## Challenge
Tally the lines that hold the word "JSON" and reply with that figure only.

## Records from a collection
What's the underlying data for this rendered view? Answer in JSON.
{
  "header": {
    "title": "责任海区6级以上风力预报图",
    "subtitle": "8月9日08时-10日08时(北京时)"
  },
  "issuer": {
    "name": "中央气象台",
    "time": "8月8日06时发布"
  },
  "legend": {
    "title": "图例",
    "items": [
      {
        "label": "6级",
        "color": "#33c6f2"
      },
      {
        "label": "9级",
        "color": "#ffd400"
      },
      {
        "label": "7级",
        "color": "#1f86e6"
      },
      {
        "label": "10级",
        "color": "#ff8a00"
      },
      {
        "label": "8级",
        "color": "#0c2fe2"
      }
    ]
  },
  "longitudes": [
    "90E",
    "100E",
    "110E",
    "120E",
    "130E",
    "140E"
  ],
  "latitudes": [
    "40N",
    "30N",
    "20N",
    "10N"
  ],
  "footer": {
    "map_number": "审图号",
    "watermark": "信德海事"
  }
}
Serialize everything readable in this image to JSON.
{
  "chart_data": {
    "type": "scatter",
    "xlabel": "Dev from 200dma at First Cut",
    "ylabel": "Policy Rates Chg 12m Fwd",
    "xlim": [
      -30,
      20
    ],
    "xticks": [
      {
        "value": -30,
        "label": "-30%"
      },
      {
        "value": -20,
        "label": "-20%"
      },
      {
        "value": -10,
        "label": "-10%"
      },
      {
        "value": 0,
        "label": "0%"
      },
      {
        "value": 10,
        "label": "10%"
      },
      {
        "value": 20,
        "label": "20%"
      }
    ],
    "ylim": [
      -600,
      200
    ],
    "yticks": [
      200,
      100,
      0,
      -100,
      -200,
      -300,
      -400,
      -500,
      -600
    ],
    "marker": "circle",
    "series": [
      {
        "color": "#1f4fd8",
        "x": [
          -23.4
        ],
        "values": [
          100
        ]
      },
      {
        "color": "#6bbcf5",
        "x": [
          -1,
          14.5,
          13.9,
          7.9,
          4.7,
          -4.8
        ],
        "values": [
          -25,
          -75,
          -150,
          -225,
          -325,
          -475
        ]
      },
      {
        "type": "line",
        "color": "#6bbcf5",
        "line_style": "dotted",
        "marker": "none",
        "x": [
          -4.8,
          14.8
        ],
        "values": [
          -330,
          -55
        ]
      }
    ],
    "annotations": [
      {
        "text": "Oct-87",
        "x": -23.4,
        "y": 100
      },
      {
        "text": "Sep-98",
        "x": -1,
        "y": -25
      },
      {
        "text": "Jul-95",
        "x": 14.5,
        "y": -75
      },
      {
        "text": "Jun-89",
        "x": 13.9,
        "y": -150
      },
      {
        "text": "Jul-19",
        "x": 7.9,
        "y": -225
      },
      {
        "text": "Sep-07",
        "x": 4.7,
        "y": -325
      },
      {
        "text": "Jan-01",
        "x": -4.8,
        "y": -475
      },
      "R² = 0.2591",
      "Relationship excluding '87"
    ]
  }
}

## Solution for this exercise
2